Dataset items

-.-.-

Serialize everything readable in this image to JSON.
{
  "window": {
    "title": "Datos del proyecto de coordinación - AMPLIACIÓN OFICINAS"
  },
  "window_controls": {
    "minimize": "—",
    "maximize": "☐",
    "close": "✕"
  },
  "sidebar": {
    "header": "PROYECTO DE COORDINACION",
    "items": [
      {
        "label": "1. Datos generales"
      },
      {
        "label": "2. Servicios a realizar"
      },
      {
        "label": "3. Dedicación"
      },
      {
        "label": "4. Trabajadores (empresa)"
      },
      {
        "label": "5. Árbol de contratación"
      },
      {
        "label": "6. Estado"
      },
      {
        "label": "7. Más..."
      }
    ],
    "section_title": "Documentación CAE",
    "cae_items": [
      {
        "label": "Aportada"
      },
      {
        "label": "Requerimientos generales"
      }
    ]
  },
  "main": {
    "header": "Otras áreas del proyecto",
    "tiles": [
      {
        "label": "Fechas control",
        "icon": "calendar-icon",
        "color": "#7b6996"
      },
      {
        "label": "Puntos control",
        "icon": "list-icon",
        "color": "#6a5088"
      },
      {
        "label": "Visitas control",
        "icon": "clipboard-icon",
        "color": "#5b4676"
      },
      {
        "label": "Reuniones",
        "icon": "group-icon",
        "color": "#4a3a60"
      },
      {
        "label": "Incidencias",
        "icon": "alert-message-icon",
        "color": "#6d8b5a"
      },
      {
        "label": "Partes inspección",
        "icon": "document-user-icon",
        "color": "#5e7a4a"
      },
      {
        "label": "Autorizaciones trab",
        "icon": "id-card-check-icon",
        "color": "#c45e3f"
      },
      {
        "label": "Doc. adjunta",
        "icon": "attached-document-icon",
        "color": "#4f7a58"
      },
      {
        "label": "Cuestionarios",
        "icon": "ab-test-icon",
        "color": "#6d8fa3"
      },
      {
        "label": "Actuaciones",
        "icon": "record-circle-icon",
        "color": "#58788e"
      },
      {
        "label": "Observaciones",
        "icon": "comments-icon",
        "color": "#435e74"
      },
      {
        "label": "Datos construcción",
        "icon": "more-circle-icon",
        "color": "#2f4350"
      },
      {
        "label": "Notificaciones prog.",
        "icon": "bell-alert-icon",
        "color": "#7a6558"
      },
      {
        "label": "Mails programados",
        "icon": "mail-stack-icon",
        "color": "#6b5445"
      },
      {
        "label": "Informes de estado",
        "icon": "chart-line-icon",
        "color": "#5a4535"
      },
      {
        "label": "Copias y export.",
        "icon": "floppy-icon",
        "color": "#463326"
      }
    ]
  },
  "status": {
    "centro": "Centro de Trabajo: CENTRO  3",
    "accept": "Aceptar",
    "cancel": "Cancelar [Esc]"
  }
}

-.-.-

(What is needed) Write out every entry exactly as given.

(Result for this exercise)
Serialize everything readable in this image to JSON.
{
  "window": {
    "title": "Datos del proyecto de coordinación - AMPLIACIÓN OFICINAS"
  },
  "window_controls": {
    "minimize": "—",
    "maximize": "☐",
    "close": "✕"
  },
  "sidebar": {
    "header": "PROYECTO DE COORDINACION",
    "items": [
      {
        "label": "1. Datos generales"
      },
      {
        "label": "2. Servicios a realizar"
      },
      {
        "label": "3. Dedicación"
      },
      {
        "label": "4. Trabajadores (empresa)"
      },
      {
        "label": "5. Árbol de contratación"
      },
      {
        "label": "6. Estado"
      },
      {
        "label": "7. Más..."
      }
    ],
    "section_title": "Documentación CAE",
    "cae_items": [
      {
        "label": "Aportada"
      },
      {
        "label": "Requerimientos generales"
      }
    ]
  },
  "main": {
    "header": "Otras áreas del proyecto",
    "tiles": [
      {
        "label": "Fechas control",
        "icon": "calendar-icon",
        "color": "#7b6996"
      },
      {
        "label": "Puntos control",
        "icon": "list-icon",
        "color": "#6a5088"
      },
      {
        "label": "Visitas control",
        "icon": "clipboard-icon",
        "color": "#5b4676"
      },
      {
        "label": "Reuniones",
        "icon": "group-icon",
        "color": "#4a3a60"
      },
      {
        "label": "Incidencias",
        "icon": "alert-message-icon",
        "color": "#6d8b5a"
      },
      {
        "label": "Partes inspección",
        "icon": "document-user-icon",
        "color": "#5e7a4a"
      },
      {
        "label": "Autorizaciones trab",
        "icon": "id-card-check-icon",
        "color": "#c45e3f"
      },
      {
        "label": "Doc. adjunta",
        "icon": "attached-document-icon",
        "color": "#4f7a58"
      },
      {
        "label": "Cuestionarios",
        "icon": "ab-test-icon",
        "color": "#6d8fa3"
      },
      {
        "label": "Actuaciones",
        "icon": "record-circle-icon",
        "color": "#58788e"
      },
      {
        "label": "Observaciones",
        "icon": "comments-icon",
        "color": "#435e74"
      },
      {
        "label": "Datos construcción",
        "icon": "more-circle-icon",
        "color": "#2f4350"
      },
      {
        "label": "Notificaciones prog.",
        "icon": "bell-alert-icon",
        "color": "#7a6558"
      },
      {
        "label": "Mails programados",
        "icon": "mail-stack-icon",
        "color": "#6b5445"
      },
      {
        "label": "Informes de estado",
        "icon": "chart-line-icon",
        "color": "#5a4535"
      },
      {
        "label": "Copias y export.",
        "icon": "floppy-icon",
        "color": "#463326"
      }
    ]
  },
  "status": {
    "centro": "Centro de Trabajo: CENTRO  3",
    "accept": "Aceptar",
    "cancel": "Cancelar [Esc]"
  }
}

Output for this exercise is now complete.